Return all lines below containing the word "JSON".

Extracted entries »
———
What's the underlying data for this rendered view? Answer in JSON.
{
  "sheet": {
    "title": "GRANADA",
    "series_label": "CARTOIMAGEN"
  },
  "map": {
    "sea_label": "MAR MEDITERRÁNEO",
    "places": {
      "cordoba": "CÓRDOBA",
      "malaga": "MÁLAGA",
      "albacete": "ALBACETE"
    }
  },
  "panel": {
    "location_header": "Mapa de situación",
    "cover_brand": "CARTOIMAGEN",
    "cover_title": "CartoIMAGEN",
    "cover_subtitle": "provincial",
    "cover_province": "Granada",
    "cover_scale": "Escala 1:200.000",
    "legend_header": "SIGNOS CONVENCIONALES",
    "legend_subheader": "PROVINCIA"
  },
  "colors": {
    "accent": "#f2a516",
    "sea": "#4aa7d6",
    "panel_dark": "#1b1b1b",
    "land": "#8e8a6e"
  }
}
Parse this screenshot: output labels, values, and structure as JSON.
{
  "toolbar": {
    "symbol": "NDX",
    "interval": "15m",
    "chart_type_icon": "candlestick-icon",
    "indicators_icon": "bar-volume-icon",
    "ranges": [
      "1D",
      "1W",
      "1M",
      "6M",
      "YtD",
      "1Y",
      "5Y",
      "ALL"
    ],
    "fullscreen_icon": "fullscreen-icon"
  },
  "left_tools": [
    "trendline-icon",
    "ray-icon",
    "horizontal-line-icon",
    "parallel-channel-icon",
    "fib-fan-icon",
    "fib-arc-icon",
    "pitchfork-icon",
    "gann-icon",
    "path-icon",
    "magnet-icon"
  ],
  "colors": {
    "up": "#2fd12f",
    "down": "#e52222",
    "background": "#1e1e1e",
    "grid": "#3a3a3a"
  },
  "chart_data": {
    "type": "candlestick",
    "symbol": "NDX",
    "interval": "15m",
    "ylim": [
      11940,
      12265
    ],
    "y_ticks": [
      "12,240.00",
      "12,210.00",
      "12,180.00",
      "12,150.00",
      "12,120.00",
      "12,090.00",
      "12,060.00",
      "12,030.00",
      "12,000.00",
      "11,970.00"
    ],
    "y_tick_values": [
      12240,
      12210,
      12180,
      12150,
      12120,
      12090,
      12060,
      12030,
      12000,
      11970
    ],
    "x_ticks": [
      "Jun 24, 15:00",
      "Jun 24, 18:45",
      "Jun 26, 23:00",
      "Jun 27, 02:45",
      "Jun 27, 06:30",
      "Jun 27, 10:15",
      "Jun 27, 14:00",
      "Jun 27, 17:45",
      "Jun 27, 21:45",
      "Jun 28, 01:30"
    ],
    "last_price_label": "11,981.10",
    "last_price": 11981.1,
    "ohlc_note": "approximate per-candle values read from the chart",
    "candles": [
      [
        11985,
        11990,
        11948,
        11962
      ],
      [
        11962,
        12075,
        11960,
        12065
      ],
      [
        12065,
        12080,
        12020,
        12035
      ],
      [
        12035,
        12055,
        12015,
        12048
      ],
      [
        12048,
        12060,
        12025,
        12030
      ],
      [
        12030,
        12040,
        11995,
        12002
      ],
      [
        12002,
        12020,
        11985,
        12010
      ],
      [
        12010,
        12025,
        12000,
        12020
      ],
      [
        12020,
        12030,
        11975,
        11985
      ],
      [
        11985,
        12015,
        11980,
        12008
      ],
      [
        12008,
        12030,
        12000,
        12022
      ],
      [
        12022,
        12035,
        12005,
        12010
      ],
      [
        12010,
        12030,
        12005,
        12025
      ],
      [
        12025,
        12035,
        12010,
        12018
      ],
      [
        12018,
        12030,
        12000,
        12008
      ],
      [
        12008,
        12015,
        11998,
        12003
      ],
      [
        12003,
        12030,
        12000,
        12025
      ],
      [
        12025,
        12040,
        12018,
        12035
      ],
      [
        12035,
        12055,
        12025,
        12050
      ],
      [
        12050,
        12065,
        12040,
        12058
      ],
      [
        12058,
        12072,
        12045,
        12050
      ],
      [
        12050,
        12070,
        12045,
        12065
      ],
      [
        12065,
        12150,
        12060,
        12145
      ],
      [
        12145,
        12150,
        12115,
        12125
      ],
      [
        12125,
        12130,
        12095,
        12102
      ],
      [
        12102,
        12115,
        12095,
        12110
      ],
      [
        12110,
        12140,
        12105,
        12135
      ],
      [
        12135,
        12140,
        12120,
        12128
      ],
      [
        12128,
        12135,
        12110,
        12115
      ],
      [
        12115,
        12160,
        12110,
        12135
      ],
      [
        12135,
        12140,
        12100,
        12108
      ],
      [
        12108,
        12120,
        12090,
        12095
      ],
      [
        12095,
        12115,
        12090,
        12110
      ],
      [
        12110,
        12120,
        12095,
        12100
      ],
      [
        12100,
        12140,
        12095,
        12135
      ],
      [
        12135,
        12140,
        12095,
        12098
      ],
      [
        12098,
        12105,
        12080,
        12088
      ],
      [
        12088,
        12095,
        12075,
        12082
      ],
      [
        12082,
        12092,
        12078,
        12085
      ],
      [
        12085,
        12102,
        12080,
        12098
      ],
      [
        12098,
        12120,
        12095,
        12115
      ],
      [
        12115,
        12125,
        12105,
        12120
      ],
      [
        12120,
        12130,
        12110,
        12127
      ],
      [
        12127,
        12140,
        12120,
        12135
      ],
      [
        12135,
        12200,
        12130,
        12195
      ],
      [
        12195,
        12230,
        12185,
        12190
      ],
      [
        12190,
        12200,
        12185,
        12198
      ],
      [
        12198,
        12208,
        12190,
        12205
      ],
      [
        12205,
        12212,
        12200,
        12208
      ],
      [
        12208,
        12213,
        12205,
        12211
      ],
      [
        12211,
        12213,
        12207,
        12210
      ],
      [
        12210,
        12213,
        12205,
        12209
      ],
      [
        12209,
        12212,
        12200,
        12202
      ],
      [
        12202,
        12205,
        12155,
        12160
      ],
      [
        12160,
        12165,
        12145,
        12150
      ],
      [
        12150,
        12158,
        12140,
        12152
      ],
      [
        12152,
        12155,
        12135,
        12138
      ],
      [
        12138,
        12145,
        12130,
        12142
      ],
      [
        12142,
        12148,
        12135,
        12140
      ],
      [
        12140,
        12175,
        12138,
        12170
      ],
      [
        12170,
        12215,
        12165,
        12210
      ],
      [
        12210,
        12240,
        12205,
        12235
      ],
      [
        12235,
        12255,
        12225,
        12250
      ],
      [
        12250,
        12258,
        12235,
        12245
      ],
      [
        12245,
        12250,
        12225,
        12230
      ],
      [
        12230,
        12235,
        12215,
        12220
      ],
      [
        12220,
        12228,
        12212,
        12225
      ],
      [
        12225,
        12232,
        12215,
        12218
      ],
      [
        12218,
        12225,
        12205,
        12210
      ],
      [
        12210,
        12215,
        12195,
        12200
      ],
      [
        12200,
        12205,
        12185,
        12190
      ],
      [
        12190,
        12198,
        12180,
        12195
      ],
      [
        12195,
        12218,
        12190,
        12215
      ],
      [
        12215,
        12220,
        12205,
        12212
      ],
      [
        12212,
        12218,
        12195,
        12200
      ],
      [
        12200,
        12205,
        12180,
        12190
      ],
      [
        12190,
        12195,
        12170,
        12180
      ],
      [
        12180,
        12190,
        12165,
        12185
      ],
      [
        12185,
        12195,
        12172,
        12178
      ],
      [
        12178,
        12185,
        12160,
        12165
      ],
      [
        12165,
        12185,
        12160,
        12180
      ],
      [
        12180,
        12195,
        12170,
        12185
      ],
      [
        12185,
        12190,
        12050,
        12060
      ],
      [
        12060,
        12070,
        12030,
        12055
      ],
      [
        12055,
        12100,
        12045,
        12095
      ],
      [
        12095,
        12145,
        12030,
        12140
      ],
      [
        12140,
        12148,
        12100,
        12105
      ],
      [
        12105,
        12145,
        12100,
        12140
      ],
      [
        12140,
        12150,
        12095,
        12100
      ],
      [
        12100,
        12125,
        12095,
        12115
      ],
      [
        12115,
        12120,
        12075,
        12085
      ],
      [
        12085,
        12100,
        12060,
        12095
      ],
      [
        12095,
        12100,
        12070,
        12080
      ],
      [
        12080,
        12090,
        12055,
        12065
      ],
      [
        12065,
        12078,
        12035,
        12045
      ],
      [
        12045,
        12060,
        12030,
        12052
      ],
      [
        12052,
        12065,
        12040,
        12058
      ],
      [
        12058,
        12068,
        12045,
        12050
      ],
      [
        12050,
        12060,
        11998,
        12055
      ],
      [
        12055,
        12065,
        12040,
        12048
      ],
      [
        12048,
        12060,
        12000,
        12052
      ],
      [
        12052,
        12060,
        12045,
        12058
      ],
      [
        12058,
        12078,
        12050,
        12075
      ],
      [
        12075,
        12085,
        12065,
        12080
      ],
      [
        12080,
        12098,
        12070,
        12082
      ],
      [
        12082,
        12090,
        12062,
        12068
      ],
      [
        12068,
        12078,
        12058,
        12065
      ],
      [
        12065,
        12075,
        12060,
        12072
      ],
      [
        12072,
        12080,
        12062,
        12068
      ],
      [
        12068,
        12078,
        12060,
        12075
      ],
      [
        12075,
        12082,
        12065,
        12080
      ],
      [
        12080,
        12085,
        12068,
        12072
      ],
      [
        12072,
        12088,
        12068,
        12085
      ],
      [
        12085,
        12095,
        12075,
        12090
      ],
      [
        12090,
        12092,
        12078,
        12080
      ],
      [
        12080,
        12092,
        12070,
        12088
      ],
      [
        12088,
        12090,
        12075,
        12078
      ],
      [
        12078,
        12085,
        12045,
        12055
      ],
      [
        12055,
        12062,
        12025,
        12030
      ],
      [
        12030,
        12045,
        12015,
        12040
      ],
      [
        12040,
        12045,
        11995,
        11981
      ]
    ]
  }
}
———
Full answer »
What's the underlying data for this rendered view? Answer in JSON.
Parse this screenshot: output labels, values, and structure as JSON.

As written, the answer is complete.